**Records provided**
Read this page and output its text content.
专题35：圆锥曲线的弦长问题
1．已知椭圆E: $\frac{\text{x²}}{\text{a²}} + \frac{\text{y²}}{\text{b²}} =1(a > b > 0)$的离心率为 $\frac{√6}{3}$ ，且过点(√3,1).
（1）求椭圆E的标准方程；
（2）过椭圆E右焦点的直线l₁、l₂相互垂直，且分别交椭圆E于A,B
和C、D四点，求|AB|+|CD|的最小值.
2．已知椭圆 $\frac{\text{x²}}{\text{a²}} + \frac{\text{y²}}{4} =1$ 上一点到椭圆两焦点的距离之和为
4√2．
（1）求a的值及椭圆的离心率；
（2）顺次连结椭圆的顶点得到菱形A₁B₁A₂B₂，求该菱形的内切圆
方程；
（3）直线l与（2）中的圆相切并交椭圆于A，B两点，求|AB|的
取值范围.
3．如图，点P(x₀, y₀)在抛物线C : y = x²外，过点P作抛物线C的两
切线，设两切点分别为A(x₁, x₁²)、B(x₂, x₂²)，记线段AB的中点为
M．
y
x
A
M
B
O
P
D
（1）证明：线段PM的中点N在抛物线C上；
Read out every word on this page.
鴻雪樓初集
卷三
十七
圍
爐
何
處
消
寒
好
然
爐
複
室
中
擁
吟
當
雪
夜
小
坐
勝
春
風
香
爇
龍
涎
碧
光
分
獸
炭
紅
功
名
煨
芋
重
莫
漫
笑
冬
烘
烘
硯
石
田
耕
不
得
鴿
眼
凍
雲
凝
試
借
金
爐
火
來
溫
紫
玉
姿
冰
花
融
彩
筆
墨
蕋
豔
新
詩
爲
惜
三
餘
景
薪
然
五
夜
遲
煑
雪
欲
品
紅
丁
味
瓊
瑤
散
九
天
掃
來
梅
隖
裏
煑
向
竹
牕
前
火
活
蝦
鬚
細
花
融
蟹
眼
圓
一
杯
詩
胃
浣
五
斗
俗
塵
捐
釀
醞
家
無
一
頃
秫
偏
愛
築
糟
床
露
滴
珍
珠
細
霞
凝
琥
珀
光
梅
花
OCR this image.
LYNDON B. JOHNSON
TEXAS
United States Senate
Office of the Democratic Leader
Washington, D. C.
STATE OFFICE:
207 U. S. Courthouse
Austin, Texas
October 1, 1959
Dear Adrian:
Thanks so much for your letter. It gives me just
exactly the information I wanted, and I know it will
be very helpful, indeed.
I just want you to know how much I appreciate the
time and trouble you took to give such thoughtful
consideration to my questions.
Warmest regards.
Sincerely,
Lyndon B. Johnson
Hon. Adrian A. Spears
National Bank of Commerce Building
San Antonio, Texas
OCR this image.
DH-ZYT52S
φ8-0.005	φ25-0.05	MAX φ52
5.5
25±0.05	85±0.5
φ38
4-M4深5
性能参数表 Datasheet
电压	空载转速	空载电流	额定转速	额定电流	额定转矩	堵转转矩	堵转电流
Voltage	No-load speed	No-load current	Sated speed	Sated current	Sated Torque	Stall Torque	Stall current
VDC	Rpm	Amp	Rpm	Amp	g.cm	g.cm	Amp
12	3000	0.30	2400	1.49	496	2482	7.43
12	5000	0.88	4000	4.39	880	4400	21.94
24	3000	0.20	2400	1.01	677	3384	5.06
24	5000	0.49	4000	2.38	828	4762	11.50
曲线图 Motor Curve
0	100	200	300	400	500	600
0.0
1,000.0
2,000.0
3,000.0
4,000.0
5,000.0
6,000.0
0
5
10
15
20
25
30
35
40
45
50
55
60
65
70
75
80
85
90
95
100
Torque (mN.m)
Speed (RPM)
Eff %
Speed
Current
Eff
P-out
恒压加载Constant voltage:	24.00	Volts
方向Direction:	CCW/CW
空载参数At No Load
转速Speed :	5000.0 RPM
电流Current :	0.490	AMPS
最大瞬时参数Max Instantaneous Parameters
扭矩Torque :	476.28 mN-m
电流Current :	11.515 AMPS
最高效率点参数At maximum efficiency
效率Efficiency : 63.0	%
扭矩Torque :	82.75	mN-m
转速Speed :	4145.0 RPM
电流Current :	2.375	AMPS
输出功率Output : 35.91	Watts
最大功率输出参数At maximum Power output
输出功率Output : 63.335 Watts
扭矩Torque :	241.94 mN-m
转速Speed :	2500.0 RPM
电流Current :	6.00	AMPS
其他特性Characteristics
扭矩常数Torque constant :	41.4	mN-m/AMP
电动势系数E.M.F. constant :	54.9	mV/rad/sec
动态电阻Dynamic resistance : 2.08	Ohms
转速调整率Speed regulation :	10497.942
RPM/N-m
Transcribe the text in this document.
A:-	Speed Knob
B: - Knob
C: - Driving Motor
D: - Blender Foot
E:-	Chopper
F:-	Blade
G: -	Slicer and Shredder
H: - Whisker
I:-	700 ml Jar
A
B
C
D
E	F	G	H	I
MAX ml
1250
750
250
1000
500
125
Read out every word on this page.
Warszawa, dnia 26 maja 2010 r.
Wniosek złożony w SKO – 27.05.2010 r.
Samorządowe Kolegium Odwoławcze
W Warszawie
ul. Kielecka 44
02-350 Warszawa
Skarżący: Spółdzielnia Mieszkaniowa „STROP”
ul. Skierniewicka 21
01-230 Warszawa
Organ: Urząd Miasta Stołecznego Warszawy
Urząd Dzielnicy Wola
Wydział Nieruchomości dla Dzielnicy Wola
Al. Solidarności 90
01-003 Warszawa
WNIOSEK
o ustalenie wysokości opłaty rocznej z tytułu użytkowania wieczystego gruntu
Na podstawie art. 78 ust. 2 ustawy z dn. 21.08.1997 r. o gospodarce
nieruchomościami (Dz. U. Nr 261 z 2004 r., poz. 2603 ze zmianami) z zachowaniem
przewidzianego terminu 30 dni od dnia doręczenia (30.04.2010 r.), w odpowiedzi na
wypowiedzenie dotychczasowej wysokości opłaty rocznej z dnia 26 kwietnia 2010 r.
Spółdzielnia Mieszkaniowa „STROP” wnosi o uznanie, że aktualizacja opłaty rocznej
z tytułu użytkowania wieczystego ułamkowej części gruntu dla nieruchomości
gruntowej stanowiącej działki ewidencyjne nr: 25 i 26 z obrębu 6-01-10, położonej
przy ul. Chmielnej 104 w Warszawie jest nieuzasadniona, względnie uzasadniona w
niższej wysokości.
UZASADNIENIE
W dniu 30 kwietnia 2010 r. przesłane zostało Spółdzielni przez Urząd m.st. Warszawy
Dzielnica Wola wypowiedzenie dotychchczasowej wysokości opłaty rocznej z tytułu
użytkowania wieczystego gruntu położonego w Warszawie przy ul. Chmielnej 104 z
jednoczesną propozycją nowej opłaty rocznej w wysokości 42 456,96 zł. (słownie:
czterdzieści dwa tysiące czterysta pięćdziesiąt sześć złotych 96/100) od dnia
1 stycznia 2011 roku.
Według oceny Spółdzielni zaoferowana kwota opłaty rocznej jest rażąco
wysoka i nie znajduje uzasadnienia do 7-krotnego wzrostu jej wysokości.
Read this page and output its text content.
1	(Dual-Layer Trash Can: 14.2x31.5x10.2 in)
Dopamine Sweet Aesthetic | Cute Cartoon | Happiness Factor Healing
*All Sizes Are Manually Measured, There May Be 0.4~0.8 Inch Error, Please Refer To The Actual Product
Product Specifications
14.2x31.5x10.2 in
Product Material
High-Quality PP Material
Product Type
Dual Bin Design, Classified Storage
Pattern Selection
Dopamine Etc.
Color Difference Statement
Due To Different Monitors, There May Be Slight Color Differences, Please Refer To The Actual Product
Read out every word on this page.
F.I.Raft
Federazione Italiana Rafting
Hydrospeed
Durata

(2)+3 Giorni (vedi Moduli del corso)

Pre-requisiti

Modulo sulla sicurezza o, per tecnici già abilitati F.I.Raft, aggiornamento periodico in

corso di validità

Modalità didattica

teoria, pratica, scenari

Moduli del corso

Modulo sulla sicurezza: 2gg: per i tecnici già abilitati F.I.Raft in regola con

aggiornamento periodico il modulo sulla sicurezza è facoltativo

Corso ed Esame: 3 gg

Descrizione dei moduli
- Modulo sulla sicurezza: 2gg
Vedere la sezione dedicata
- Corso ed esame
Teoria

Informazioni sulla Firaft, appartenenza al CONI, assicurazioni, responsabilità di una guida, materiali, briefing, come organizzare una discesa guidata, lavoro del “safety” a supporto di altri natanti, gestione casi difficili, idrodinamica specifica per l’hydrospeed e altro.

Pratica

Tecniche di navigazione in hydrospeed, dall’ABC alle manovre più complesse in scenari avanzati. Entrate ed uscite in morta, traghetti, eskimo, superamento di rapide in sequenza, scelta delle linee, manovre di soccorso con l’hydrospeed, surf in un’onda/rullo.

**Set problem**
Copy every single line of the material above that holds "much".

**Task solution**
Thanks so much for your letter. It gives me just
I just want you to know how much I appreciate the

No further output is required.